Data listing
◆ ◆ ◆ ◆

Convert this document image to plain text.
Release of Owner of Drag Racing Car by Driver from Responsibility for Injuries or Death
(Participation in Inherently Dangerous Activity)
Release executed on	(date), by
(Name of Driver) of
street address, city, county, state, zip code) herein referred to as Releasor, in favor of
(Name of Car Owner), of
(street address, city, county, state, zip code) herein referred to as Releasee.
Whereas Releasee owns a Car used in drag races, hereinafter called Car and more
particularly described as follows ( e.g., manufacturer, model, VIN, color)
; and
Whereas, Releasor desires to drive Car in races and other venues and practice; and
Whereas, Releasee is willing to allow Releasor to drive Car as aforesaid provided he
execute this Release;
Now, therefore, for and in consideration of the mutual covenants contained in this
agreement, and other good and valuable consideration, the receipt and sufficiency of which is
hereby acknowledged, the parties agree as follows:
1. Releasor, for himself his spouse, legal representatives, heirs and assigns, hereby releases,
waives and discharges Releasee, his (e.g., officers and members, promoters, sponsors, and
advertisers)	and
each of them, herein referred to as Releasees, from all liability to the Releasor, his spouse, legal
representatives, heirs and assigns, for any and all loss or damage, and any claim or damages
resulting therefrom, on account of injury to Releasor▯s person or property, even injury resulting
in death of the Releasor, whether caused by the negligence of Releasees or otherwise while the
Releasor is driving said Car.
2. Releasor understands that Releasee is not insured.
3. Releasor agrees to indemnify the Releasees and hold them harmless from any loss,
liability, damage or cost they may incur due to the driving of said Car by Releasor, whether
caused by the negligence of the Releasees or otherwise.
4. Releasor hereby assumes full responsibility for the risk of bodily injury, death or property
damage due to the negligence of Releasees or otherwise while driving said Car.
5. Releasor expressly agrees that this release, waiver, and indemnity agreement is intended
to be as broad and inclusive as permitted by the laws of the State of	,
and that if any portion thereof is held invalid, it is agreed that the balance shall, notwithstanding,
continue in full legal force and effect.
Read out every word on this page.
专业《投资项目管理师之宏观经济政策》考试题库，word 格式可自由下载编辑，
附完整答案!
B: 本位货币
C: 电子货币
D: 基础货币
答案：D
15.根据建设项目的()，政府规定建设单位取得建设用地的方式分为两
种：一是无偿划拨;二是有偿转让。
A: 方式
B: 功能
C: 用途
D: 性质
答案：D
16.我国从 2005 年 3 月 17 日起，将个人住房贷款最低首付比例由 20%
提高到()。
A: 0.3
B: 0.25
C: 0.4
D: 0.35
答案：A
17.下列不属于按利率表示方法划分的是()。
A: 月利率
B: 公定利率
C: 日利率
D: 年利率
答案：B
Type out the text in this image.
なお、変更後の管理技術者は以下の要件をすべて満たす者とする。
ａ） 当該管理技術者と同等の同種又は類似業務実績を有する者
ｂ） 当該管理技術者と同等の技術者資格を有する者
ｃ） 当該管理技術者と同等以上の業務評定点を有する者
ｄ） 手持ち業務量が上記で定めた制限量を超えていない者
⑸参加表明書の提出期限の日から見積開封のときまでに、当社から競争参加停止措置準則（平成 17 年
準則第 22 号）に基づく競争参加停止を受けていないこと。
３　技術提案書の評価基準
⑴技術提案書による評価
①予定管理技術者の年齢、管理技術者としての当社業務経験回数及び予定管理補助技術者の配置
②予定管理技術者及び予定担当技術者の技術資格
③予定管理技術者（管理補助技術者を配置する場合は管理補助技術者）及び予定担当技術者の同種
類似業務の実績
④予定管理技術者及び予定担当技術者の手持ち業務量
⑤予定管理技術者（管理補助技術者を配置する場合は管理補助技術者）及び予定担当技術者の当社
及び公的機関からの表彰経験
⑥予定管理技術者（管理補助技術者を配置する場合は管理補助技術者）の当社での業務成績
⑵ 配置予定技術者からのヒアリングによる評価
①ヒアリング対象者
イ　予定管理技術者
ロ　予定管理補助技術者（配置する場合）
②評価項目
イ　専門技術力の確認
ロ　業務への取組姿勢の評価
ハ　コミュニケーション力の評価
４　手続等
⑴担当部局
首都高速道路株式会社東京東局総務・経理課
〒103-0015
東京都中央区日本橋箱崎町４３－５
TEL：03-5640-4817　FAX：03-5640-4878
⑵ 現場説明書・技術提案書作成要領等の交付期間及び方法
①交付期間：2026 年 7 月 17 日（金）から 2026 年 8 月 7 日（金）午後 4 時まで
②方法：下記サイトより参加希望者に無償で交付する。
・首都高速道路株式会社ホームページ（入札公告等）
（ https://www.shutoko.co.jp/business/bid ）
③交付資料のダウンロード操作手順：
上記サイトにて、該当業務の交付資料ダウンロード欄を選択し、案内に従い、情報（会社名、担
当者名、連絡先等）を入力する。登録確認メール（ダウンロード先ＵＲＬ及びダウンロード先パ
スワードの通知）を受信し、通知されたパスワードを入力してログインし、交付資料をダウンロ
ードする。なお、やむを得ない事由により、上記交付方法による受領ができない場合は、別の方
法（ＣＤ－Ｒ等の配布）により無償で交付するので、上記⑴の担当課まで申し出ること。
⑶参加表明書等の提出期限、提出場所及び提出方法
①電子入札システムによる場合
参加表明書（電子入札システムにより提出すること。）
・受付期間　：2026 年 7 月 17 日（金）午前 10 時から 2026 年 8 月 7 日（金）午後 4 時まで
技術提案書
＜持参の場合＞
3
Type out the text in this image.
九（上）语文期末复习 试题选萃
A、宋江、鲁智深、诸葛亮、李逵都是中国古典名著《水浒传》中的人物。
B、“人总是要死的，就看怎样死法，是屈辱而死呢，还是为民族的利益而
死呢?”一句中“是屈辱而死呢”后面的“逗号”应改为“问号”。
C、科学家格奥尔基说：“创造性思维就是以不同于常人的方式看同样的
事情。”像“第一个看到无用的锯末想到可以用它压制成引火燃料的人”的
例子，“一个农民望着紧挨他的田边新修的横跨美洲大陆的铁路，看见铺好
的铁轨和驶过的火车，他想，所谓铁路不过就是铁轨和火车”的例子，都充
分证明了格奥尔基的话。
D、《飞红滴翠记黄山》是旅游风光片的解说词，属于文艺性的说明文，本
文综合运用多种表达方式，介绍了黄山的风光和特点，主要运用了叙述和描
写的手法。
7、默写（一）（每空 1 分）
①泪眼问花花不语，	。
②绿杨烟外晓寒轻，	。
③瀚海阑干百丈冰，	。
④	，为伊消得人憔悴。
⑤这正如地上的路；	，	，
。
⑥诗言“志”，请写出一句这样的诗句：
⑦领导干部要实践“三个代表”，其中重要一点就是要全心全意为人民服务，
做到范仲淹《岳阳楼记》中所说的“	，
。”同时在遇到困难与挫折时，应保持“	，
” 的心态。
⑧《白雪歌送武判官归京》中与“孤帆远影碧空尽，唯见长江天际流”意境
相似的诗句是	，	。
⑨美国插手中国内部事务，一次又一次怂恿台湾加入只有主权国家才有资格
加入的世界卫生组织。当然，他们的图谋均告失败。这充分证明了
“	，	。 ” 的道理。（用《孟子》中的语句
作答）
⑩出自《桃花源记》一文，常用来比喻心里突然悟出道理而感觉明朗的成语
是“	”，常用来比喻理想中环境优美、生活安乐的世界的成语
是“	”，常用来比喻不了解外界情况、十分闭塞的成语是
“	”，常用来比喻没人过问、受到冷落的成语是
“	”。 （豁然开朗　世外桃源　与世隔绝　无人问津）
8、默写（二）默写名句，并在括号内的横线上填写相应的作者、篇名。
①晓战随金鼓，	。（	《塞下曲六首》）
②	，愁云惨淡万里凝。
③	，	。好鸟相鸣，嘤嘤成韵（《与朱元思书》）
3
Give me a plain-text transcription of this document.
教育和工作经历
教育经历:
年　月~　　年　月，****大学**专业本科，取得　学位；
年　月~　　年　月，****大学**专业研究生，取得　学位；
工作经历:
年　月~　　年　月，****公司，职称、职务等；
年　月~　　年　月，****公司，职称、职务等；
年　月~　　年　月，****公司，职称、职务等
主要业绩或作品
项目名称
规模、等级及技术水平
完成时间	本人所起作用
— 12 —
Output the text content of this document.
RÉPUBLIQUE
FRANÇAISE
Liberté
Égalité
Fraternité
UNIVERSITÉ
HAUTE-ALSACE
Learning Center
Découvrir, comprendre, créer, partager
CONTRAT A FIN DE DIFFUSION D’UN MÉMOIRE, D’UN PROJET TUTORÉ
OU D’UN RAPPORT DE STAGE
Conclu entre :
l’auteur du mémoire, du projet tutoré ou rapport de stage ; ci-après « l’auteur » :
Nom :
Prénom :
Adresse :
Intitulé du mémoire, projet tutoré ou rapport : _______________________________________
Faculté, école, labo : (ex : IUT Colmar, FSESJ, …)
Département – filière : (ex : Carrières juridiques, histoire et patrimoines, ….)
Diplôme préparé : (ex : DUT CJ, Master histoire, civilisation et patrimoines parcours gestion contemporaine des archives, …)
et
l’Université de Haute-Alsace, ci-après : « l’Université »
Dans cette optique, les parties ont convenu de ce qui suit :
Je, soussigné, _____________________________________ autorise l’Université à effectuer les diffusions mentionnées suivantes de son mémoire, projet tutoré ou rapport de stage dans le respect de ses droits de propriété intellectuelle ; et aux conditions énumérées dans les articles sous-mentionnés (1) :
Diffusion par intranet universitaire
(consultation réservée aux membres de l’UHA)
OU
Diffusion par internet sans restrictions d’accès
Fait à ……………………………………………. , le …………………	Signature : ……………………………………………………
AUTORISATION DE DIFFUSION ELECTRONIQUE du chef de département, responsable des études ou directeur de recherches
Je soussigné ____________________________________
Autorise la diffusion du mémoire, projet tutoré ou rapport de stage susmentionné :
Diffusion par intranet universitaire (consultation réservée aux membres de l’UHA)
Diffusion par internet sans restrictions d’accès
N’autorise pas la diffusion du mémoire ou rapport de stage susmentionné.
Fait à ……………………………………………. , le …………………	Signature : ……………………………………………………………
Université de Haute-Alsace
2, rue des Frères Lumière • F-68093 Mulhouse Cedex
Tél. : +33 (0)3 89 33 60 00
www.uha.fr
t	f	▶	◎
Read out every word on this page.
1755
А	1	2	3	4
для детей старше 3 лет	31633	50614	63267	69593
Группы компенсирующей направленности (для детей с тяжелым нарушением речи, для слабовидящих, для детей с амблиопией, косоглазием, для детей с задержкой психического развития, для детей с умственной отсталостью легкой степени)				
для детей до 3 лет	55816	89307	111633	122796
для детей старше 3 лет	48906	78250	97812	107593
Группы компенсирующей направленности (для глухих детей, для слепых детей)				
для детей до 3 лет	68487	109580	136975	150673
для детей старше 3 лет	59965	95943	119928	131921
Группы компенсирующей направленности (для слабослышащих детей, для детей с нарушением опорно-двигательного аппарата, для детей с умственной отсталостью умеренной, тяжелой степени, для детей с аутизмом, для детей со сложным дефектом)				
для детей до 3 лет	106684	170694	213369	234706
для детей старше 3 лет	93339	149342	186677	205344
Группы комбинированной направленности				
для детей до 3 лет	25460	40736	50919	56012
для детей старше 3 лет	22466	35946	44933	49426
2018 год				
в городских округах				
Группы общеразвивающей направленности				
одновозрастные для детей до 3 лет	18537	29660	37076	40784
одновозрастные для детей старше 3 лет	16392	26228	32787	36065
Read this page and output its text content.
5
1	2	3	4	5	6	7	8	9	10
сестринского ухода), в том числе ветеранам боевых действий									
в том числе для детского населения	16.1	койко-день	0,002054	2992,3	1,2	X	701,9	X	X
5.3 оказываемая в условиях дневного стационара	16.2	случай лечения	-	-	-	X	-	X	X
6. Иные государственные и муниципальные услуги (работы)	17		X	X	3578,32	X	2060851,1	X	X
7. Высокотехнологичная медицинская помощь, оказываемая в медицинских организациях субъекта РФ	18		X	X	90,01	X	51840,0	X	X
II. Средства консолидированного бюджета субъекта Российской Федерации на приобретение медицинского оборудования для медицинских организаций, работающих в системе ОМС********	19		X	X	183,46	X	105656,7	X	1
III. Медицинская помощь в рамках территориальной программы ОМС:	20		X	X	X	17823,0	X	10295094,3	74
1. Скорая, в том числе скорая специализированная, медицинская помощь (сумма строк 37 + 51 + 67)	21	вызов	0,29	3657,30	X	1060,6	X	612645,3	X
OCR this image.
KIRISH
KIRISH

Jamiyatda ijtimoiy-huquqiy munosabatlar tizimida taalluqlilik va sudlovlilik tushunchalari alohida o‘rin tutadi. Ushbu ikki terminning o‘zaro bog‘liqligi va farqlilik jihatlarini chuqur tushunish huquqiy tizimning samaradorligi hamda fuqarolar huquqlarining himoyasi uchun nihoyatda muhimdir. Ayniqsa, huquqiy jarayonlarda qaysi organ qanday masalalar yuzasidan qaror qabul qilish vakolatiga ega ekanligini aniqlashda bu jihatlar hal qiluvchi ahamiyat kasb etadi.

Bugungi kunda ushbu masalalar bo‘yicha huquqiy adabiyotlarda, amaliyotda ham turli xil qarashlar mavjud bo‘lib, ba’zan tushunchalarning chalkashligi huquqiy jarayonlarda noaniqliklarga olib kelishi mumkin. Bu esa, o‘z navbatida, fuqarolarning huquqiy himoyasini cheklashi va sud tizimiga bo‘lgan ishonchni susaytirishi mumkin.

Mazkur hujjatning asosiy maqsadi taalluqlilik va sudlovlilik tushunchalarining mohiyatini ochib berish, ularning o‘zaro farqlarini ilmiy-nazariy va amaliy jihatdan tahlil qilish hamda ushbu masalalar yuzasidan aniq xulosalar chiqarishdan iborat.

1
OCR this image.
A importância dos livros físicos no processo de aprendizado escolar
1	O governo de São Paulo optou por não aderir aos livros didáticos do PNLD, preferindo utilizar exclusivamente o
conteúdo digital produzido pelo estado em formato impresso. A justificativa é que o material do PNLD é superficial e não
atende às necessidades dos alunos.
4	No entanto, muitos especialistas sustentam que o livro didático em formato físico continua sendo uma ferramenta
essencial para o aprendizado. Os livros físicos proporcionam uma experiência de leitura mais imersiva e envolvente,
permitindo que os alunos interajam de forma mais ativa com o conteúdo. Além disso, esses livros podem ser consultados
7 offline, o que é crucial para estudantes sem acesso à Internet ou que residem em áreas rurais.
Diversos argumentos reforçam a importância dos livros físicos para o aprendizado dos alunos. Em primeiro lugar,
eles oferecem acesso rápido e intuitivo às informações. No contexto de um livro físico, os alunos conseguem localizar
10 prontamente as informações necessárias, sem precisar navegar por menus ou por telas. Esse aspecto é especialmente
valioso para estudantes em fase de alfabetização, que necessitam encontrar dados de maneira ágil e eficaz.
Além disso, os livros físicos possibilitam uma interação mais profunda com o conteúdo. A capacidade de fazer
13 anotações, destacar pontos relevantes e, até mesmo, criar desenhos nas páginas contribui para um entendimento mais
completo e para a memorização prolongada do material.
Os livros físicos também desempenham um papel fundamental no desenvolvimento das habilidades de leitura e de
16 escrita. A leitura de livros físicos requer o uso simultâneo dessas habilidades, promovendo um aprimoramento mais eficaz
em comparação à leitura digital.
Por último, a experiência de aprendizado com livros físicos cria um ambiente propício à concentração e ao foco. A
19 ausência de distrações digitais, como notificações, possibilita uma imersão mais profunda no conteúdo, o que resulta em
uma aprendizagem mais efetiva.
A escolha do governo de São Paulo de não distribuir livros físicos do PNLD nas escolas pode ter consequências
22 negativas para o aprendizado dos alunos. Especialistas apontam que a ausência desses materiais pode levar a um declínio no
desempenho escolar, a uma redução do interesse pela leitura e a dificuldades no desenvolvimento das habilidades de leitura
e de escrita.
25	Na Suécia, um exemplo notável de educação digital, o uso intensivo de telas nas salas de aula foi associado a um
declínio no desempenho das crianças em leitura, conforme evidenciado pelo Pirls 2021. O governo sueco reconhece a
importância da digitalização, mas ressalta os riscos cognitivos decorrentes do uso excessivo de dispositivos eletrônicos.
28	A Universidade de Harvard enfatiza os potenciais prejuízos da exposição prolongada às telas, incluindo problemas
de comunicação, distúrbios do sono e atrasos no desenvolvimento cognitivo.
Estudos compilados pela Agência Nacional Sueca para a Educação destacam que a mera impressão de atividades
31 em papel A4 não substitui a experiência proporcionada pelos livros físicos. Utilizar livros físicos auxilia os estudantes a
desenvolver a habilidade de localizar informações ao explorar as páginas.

◆ ◆ ◆ ◆

• Written request
Find the lines above that contain the word "caused" and collect them.

• Result for this exercise
in death of the Releasor, whether caused by the negligence of Releasees or otherwise while the
caused by the negligence of the Releasees or otherwise.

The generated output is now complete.